**Problem:**
Give again only the lines from the line that holds "Parse this screenshot: output" to the end of the data, inclusive, omitting all pictures.

-------

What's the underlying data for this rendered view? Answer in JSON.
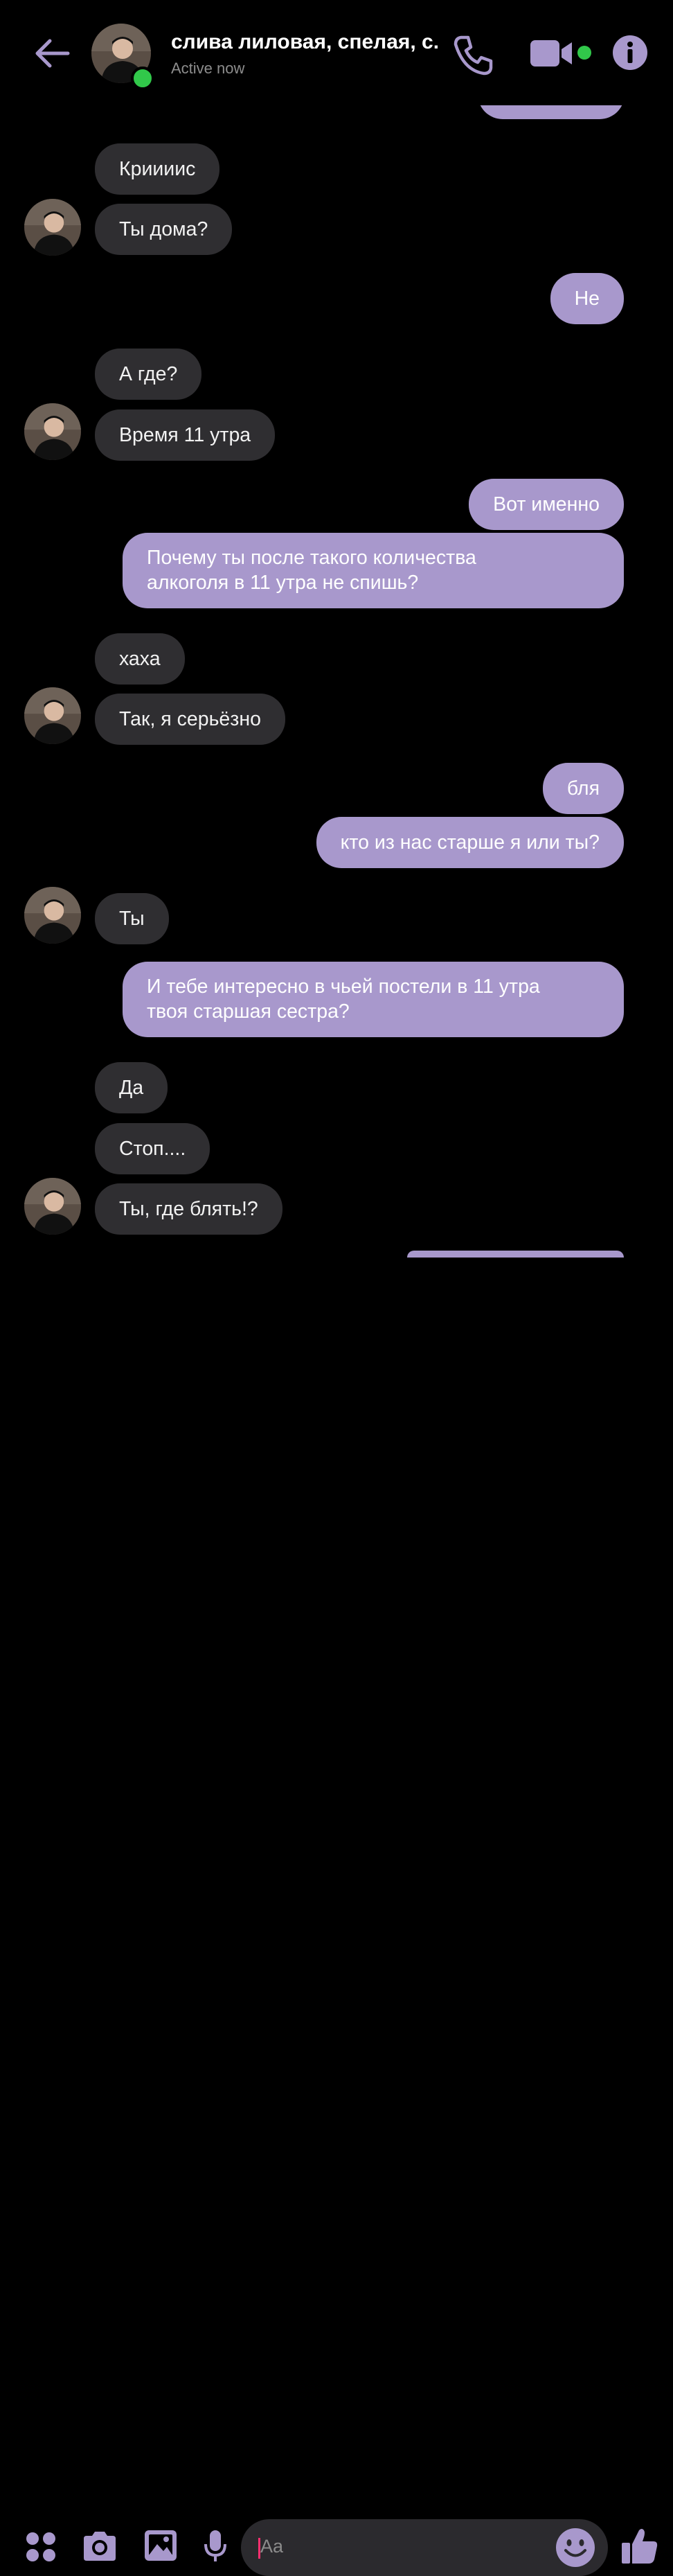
{
  "header": {
    "title": "слива лиловая, спелая, с...",
    "status": "Active now"
  },
  "messages": [
    {
      "text": "Криииис"
    },
    {
      "text": "Ты дома?"
    },
    {
      "text": "Не"
    },
    {
      "text": "А где?"
    },
    {
      "text": "Время 11 утра"
    },
    {
      "text": "Вот именно"
    },
    {
      "text": "Почему ты после такого количества\nалкоголя в 11 утра не спишь?"
    },
    {
      "text": "хаха"
    },
    {
      "text": "Так, я серьёзно"
    },
    {
      "text": "бля"
    },
    {
      "text": "кто из нас старше я или ты?"
    },
    {
      "text": "Ты"
    },
    {
      "text": "И тебе интересно в чьей постели в 11 утра\nтвоя старшая сестра?"
    },
    {
      "text": "Да"
    },
    {
      "text": "Стоп...."
    },
    {
      "text": "Ты, где блять!?"
    }
  ],
  "composer": {
    "placeholder": "Aa"
  },
  "colors": {
    "accent": "#a898cc",
    "incoming_bubble": "#2f2e31",
    "online": "#31c84a",
    "background": "#000000"
  },
  "icons": [
    "back-arrow-icon",
    "phone-icon",
    "video-camera-icon",
    "info-icon",
    "apps-icon",
    "camera-icon",
    "gallery-icon",
    "microphone-icon",
    "emoji-icon",
    "thumbs-up-icon"
  ]
}
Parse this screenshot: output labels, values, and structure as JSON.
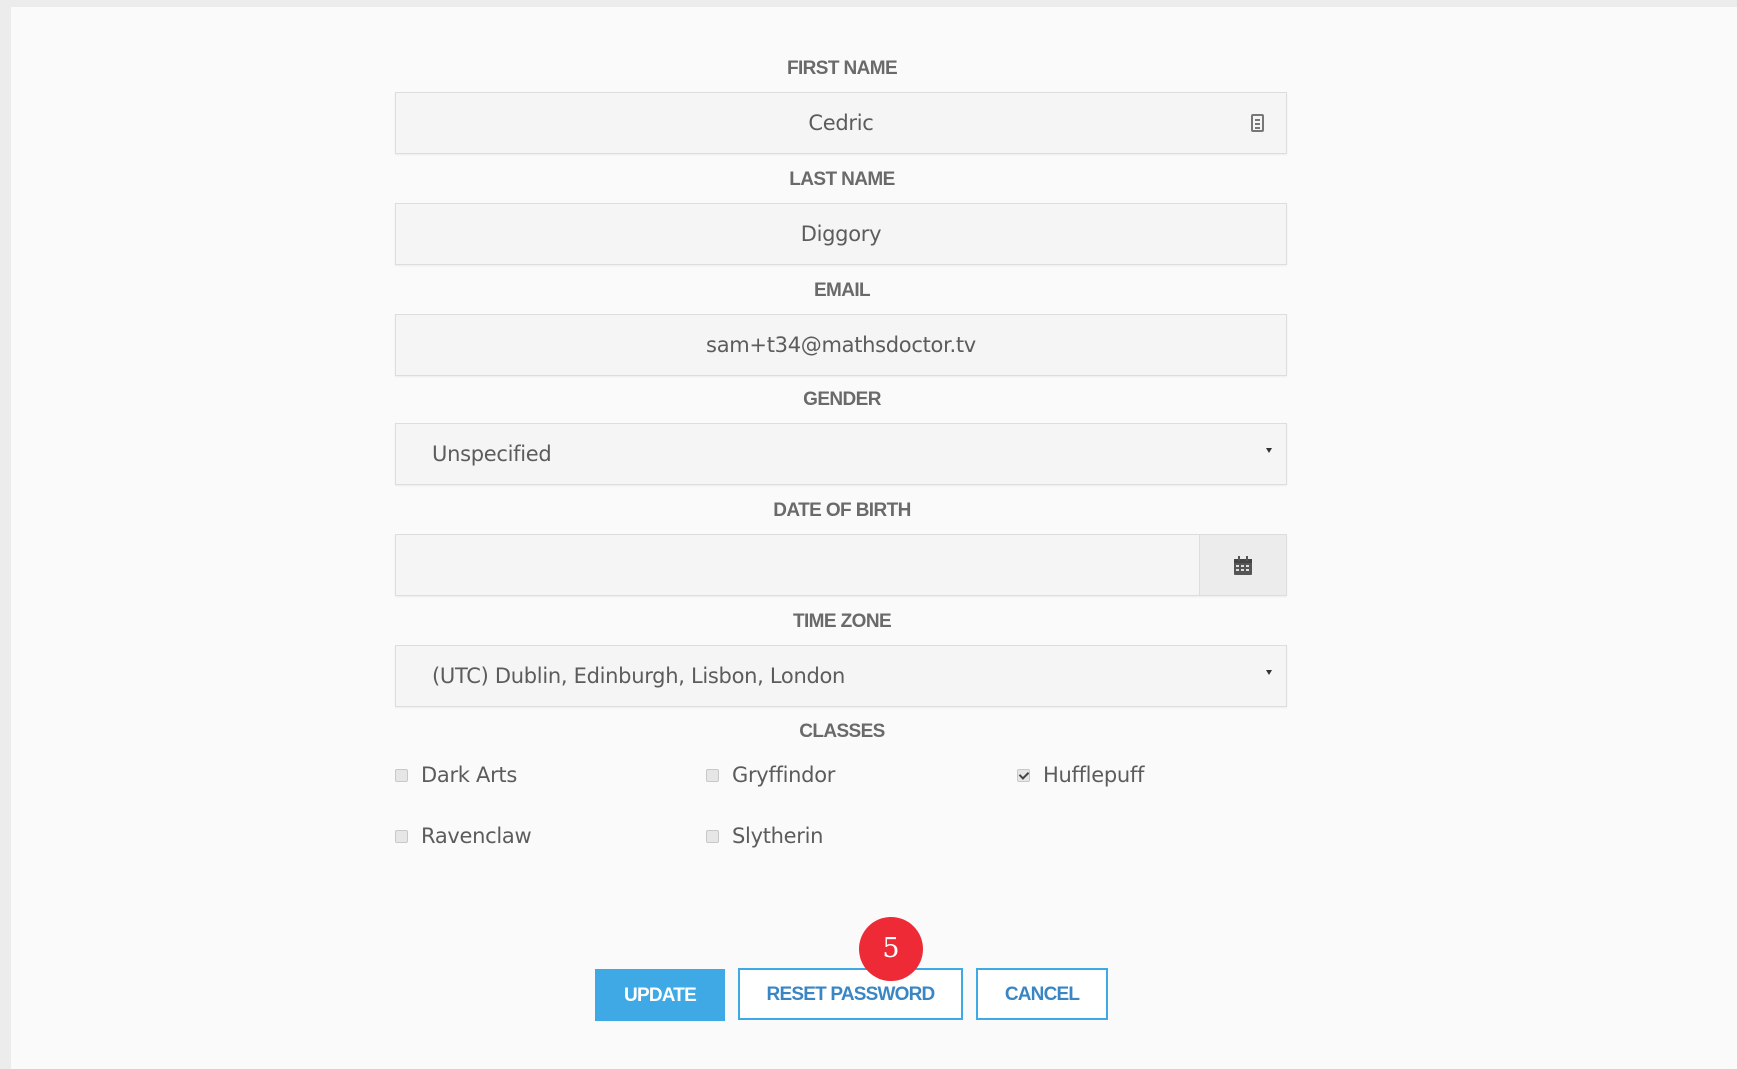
{
  "form": {
    "first_name": {
      "label": "FIRST NAME",
      "value": "Cedric"
    },
    "last_name": {
      "label": "LAST NAME",
      "value": "Diggory"
    },
    "email": {
      "label": "EMAIL",
      "value": "sam+t34@mathsdoctor.tv"
    },
    "gender": {
      "label": "GENDER",
      "value": "Unspecified"
    },
    "date_of_birth": {
      "label": "DATE OF BIRTH",
      "value": "",
      "icon": "calendar-icon"
    },
    "time_zone": {
      "label": "TIME ZONE",
      "value": "(UTC) Dublin, Edinburgh, Lisbon, London"
    },
    "classes": {
      "label": "CLASSES",
      "items": [
        {
          "label": "Dark Arts",
          "checked": false
        },
        {
          "label": "Gryffindor",
          "checked": false
        },
        {
          "label": "Hufflepuff",
          "checked": true
        },
        {
          "label": "Ravenclaw",
          "checked": false
        },
        {
          "label": "Slytherin",
          "checked": false
        }
      ]
    }
  },
  "buttons": {
    "update": "UPDATE",
    "reset_password": "RESET PASSWORD",
    "cancel": "CANCEL"
  },
  "annotation": {
    "step": "5",
    "color": "#ee2a36"
  },
  "colors": {
    "primary": "#3fa9e6",
    "outline_text": "#3a86c4",
    "field_bg": "#f5f5f5"
  }
}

-------

**The output:**
Parse this screenshot: output labels, values, and structure as JSON.
{
  "form": {
    "first_name": {
      "label": "FIRST NAME",
      "value": "Cedric"
    },
    "last_name": {
      "label": "LAST NAME",
      "value": "Diggory"
    },
    "email": {
      "label": "EMAIL",
      "value": "sam+t34@mathsdoctor.tv"
    },
    "gender": {
      "label": "GENDER",
      "value": "Unspecified"
    },
    "date_of_birth": {
      "label": "DATE OF BIRTH",
      "value": "",
      "icon": "calendar-icon"
    },
    "time_zone": {
      "label": "TIME ZONE",
      "value": "(UTC) Dublin, Edinburgh, Lisbon, London"
    },
    "classes": {
      "label": "CLASSES",
      "items": [
        {
          "label": "Dark Arts",
          "checked": false
        },
        {
          "label": "Gryffindor",
          "checked": false
        },
        {
          "label": "Hufflepuff",
          "checked": true
        },
        {
          "label": "Ravenclaw",
          "checked": false
        },
        {
          "label": "Slytherin",
          "checked": false
        }
      ]
    }
  },
  "buttons": {
    "update": "UPDATE",
    "reset_password": "RESET PASSWORD",
    "cancel": "CANCEL"
  },
  "annotation": {
    "step": "5",
    "color": "#ee2a36"
  },
  "colors": {
    "primary": "#3fa9e6",
    "outline_text": "#3a86c4",
    "field_bg": "#f5f5f5"
  }
}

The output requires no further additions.